[Collected data]
──────────────────────────────

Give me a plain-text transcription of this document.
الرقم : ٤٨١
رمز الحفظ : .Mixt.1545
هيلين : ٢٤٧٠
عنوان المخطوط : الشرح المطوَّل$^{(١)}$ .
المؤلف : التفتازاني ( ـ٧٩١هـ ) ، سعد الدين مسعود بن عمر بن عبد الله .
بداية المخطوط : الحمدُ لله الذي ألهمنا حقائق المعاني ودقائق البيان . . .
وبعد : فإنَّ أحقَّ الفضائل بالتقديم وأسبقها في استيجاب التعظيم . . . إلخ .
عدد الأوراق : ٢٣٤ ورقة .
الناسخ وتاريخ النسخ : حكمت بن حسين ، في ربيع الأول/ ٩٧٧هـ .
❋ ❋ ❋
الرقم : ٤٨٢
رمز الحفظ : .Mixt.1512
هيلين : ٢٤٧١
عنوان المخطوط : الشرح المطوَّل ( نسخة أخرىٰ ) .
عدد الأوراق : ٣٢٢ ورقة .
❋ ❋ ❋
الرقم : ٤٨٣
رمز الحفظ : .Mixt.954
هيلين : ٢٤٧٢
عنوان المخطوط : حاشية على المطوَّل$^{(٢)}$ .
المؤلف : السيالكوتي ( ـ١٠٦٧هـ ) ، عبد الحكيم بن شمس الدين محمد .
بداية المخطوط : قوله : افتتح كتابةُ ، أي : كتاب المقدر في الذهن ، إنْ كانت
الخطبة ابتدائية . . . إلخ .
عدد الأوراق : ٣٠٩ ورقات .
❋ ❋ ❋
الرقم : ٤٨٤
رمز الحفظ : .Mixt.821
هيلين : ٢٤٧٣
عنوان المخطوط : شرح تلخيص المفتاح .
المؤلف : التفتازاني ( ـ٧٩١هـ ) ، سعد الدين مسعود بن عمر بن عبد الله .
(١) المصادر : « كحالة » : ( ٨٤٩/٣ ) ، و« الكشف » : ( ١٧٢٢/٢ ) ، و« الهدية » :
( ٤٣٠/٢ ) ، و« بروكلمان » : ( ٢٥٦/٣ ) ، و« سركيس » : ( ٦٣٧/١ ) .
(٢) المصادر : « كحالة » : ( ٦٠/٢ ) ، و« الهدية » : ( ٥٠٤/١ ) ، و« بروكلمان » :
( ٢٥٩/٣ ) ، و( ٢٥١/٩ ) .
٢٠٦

──────────────────────────────

» SET EXERCISE: The full set of records should be duplicated exactly.

» TASK RESULT:
Give me a plain-text transcription of this document.
الرقم : ٤٨١
رمز الحفظ : .Mixt.1545
هيلين : ٢٤٧٠
عنوان المخطوط : الشرح المطوَّل$^{(١)}$ .
المؤلف : التفتازاني ( ـ٧٩١هـ ) ، سعد الدين مسعود بن عمر بن عبد الله .
بداية المخطوط : الحمدُ لله الذي ألهمنا حقائق المعاني ودقائق البيان . . .
وبعد : فإنَّ أحقَّ الفضائل بالتقديم وأسبقها في استيجاب التعظيم . . . إلخ .
عدد الأوراق : ٢٣٤ ورقة .
الناسخ وتاريخ النسخ : حكمت بن حسين ، في ربيع الأول/ ٩٧٧هـ .
❋ ❋ ❋
الرقم : ٤٨٢
رمز الحفظ : .Mixt.1512
هيلين : ٢٤٧١
عنوان المخطوط : الشرح المطوَّل ( نسخة أخرىٰ ) .
عدد الأوراق : ٣٢٢ ورقة .
❋ ❋ ❋
الرقم : ٤٨٣
رمز الحفظ : .Mixt.954
هيلين : ٢٤٧٢
عنوان المخطوط : حاشية على المطوَّل$^{(٢)}$ .
المؤلف : السيالكوتي ( ـ١٠٦٧هـ ) ، عبد الحكيم بن شمس الدين محمد .
بداية المخطوط : قوله : افتتح كتابةُ ، أي : كتاب المقدر في الذهن ، إنْ كانت
الخطبة ابتدائية . . . إلخ .
عدد الأوراق : ٣٠٩ ورقات .
❋ ❋ ❋
الرقم : ٤٨٤
رمز الحفظ : .Mixt.821
هيلين : ٢٤٧٣
عنوان المخطوط : شرح تلخيص المفتاح .
المؤلف : التفتازاني ( ـ٧٩١هـ ) ، سعد الدين مسعود بن عمر بن عبد الله .
(١) المصادر : « كحالة » : ( ٨٤٩/٣ ) ، و« الكشف » : ( ١٧٢٢/٢ ) ، و« الهدية » :
( ٤٣٠/٢ ) ، و« بروكلمان » : ( ٢٥٦/٣ ) ، و« سركيس » : ( ٦٣٧/١ ) .
(٢) المصادر : « كحالة » : ( ٦٠/٢ ) ، و« الهدية » : ( ٥٠٤/١ ) ، و« بروكلمان » :
( ٢٥٩/٣ ) ، و( ٢٥١/٩ ) .
٢٠٦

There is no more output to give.